'''

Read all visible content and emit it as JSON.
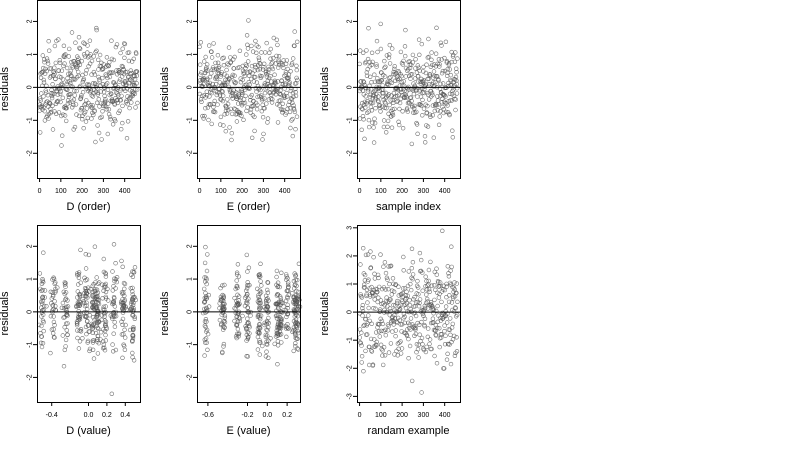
{
  "figure": {
    "background": "#ffffff",
    "point_color": "#555555",
    "axis_color": "#000000"
  },
  "chart_data": [
    {
      "type": "scatter",
      "title": "",
      "xlabel": "D (order)",
      "ylabel": "residuals",
      "xlim": [
        -12,
        472
      ],
      "ylim": [
        -2.75,
        2.65
      ],
      "hline": 0,
      "grid": false,
      "legend": "none",
      "xticks": [
        0,
        100,
        200,
        300,
        400
      ],
      "yticks": [
        -2,
        -1,
        0,
        1,
        2
      ],
      "xtick_labels": [
        "0",
        "100",
        "200",
        "300",
        "400"
      ],
      "ytick_labels": [
        "-2",
        "-1",
        "0",
        "1",
        "2"
      ],
      "points": {
        "seed": 11,
        "n": 460,
        "x_dist": "index",
        "x_range": [
          0,
          460
        ],
        "sd": 0.62,
        "min": -2.5,
        "max": 2.5
      }
    },
    {
      "type": "scatter",
      "title": "",
      "xlabel": "E (order)",
      "ylabel": "residuals",
      "xlim": [
        -12,
        472
      ],
      "ylim": [
        -2.75,
        2.65
      ],
      "hline": 0,
      "grid": false,
      "legend": "none",
      "xticks": [
        0,
        100,
        200,
        300,
        400
      ],
      "yticks": [
        -2,
        -1,
        0,
        1,
        2
      ],
      "xtick_labels": [
        "0",
        "100",
        "200",
        "300",
        "400"
      ],
      "ytick_labels": [
        "-2",
        "-1",
        "0",
        "1",
        "2"
      ],
      "points": {
        "seed": 23,
        "n": 460,
        "x_dist": "index",
        "x_range": [
          0,
          460
        ],
        "sd": 0.62,
        "min": -2.6,
        "max": 2.5
      }
    },
    {
      "type": "scatter",
      "title": "",
      "xlabel": "sample index",
      "ylabel": "residuals",
      "xlim": [
        -12,
        472
      ],
      "ylim": [
        -2.75,
        2.65
      ],
      "hline": 0,
      "grid": false,
      "legend": "none",
      "xticks": [
        0,
        100,
        200,
        300,
        400
      ],
      "yticks": [
        -2,
        -1,
        0,
        1,
        2
      ],
      "xtick_labels": [
        "0",
        "100",
        "200",
        "300",
        "400"
      ],
      "ytick_labels": [
        "-2",
        "-1",
        "0",
        "1",
        "2"
      ],
      "points": {
        "seed": 37,
        "n": 460,
        "x_dist": "index",
        "x_range": [
          0,
          460
        ],
        "sd": 0.62,
        "min": -2.5,
        "max": 2.5
      }
    },
    {
      "type": "scatter",
      "title": "",
      "xlabel": "D (value)",
      "ylabel": "residuals",
      "xlim": [
        -0.56,
        0.56
      ],
      "ylim": [
        -2.75,
        2.65
      ],
      "hline": 0,
      "grid": false,
      "legend": "none",
      "xticks": [
        -0.4,
        0.0,
        0.2,
        0.4
      ],
      "yticks": [
        -2,
        -1,
        0,
        1,
        2
      ],
      "xtick_labels": [
        "-0.4",
        "0.0",
        "0.2",
        "0.4"
      ],
      "ytick_labels": [
        "-2",
        "-1",
        "0",
        "1",
        "2"
      ],
      "points": {
        "seed": 51,
        "n": 460,
        "x_dist": "clusters",
        "clusters": [
          -0.5,
          -0.38,
          -0.25,
          -0.1,
          -0.02,
          0.05,
          0.1,
          0.18,
          0.28,
          0.38,
          0.48
        ],
        "jitter": 0.015,
        "sd": 0.62,
        "min": -2.5,
        "max": 2.5
      }
    },
    {
      "type": "scatter",
      "title": "",
      "xlabel": "E (value)",
      "ylabel": "residuals",
      "xlim": [
        -0.71,
        0.33
      ],
      "ylim": [
        -2.75,
        2.65
      ],
      "hline": 0,
      "grid": false,
      "legend": "none",
      "xticks": [
        -0.6,
        -0.2,
        0.0,
        0.2
      ],
      "yticks": [
        -2,
        -1,
        0,
        1,
        2
      ],
      "xtick_labels": [
        "-0.6",
        "-0.2",
        "0.0",
        "0.2"
      ],
      "ytick_labels": [
        "-2",
        "-1",
        "0",
        "1",
        "2"
      ],
      "points": {
        "seed": 67,
        "n": 460,
        "x_dist": "clusters",
        "clusters": [
          -0.62,
          -0.45,
          -0.3,
          -0.2,
          -0.08,
          0.0,
          0.1,
          0.13,
          0.2,
          0.28,
          0.3
        ],
        "jitter": 0.012,
        "sd": 0.62,
        "min": -2.6,
        "max": 2.5
      }
    },
    {
      "type": "scatter",
      "title": "",
      "xlabel": "randam example",
      "ylabel": "residuals",
      "xlim": [
        -12,
        472
      ],
      "ylim": [
        -3.2,
        3.1
      ],
      "hline": 0,
      "grid": false,
      "legend": "none",
      "xticks": [
        0,
        100,
        200,
        300,
        400
      ],
      "yticks": [
        -3,
        -2,
        -1,
        0,
        1,
        2,
        3
      ],
      "xtick_labels": [
        "0",
        "100",
        "200",
        "300",
        "400"
      ],
      "ytick_labels": [
        "-3",
        "-2",
        "-1",
        "0",
        "1",
        "2",
        "3"
      ],
      "points": {
        "seed": 83,
        "n": 460,
        "x_dist": "index",
        "x_range": [
          0,
          460
        ],
        "sd": 1.0,
        "min": -3.0,
        "max": 2.9
      }
    }
  ]
}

'''

Given exercise - Images in the records should not be copied. Repeat all the rest exactly.

Solution to this problem -
Read all visible content and emit it as JSON.
{
  "figure": {
    "background": "#ffffff",
    "point_color": "#555555",
    "axis_color": "#000000"
  },
  "chart_data": [
    {
      "type": "scatter",
      "title": "",
      "xlabel": "D (order)",
      "ylabel": "residuals",
      "xlim": [
        -12,
        472
      ],
      "ylim": [
        -2.75,
        2.65
      ],
      "hline": 0,
      "grid": false,
      "legend": "none",
      "xticks": [
        0,
        100,
        200,
        300,
        400
      ],
      "yticks": [
        -2,
        -1,
        0,
        1,
        2
      ],
      "xtick_labels": [
        "0",
        "100",
        "200",
        "300",
        "400"
      ],
      "ytick_labels": [
        "-2",
        "-1",
        "0",
        "1",
        "2"
      ],
      "points": {
        "seed": 11,
        "n": 460,
        "x_dist": "index",
        "x_range": [
          0,
          460
        ],
        "sd": 0.62,
        "min": -2.5,
        "max": 2.5
      }
    },
    {
      "type": "scatter",
      "title": "",
      "xlabel": "E (order)",
      "ylabel": "residuals",
      "xlim": [
        -12,
        472
      ],
      "ylim": [
        -2.75,
        2.65
      ],
      "hline": 0,
      "grid": false,
      "legend": "none",
      "xticks": [
        0,
        100,
        200,
        300,
        400
      ],
      "yticks": [
        -2,
        -1,
        0,
        1,
        2
      ],
      "xtick_labels": [
        "0",
        "100",
        "200",
        "300",
        "400"
      ],
      "ytick_labels": [
        "-2",
        "-1",
        "0",
        "1",
        "2"
      ],
      "points": {
        "seed": 23,
        "n": 460,
        "x_dist": "index",
        "x_range": [
          0,
          460
        ],
        "sd": 0.62,
        "min": -2.6,
        "max": 2.5
      }
    },
    {
      "type": "scatter",
      "title": "",
      "xlabel": "sample index",
      "ylabel": "residuals",
      "xlim": [
        -12,
        472
      ],
      "ylim": [
        -2.75,
        2.65
      ],
      "hline": 0,
      "grid": false,
      "legend": "none",
      "xticks": [
        0,
        100,
        200,
        300,
        400
      ],
      "yticks": [
        -2,
        -1,
        0,
        1,
        2
      ],
      "xtick_labels": [
        "0",
        "100",
        "200",
        "300",
        "400"
      ],
      "ytick_labels": [
        "-2",
        "-1",
        "0",
        "1",
        "2"
      ],
      "points": {
        "seed": 37,
        "n": 460,
        "x_dist": "index",
        "x_range": [
          0,
          460
        ],
        "sd": 0.62,
        "min": -2.5,
        "max": 2.5
      }
    },
    {
      "type": "scatter",
      "title": "",
      "xlabel": "D (value)",
      "ylabel": "residuals",
      "xlim": [
        -0.56,
        0.56
      ],
      "ylim": [
        -2.75,
        2.65
      ],
      "hline": 0,
      "grid": false,
      "legend": "none",
      "xticks": [
        -0.4,
        0.0,
        0.2,
        0.4
      ],
      "yticks": [
        -2,
        -1,
        0,
        1,
        2
      ],
      "xtick_labels": [
        "-0.4",
        "0.0",
        "0.2",
        "0.4"
      ],
      "ytick_labels": [
        "-2",
        "-1",
        "0",
        "1",
        "2"
      ],
      "points": {
        "seed": 51,
        "n": 460,
        "x_dist": "clusters",
        "clusters": [
          -0.5,
          -0.38,
          -0.25,
          -0.1,
          -0.02,
          0.05,
          0.1,
          0.18,
          0.28,
          0.38,
          0.48
        ],
        "jitter": 0.015,
        "sd": 0.62,
        "min": -2.5,
        "max": 2.5
      }
    },
    {
      "type": "scatter",
      "title": "",
      "xlabel": "E (value)",
      "ylabel": "residuals",
      "xlim": [
        -0.71,
        0.33
      ],
      "ylim": [
        -2.75,
        2.65
      ],
      "hline": 0,
      "grid": false,
      "legend": "none",
      "xticks": [
        -0.6,
        -0.2,
        0.0,
        0.2
      ],
      "yticks": [
        -2,
        -1,
        0,
        1,
        2
      ],
      "xtick_labels": [
        "-0.6",
        "-0.2",
        "0.0",
        "0.2"
      ],
      "ytick_labels": [
        "-2",
        "-1",
        "0",
        "1",
        "2"
      ],
      "points": {
        "seed": 67,
        "n": 460,
        "x_dist": "clusters",
        "clusters": [
          -0.62,
          -0.45,
          -0.3,
          -0.2,
          -0.08,
          0.0,
          0.1,
          0.13,
          0.2,
          0.28,
          0.3
        ],
        "jitter": 0.012,
        "sd": 0.62,
        "min": -2.6,
        "max": 2.5
      }
    },
    {
      "type": "scatter",
      "title": "",
      "xlabel": "randam example",
      "ylabel": "residuals",
      "xlim": [
        -12,
        472
      ],
      "ylim": [
        -3.2,
        3.1
      ],
      "hline": 0,
      "grid": false,
      "legend": "none",
      "xticks": [
        0,
        100,
        200,
        300,
        400
      ],
      "yticks": [
        -3,
        -2,
        -1,
        0,
        1,
        2,
        3
      ],
      "xtick_labels": [
        "0",
        "100",
        "200",
        "300",
        "400"
      ],
      "ytick_labels": [
        "-3",
        "-2",
        "-1",
        "0",
        "1",
        "2",
        "3"
      ],
      "points": {
        "seed": 83,
        "n": 460,
        "x_dist": "index",
        "x_range": [
          0,
          460
        ],
        "sd": 1.0,
        "min": -3.0,
        "max": 2.9
      }
    }
  ]
}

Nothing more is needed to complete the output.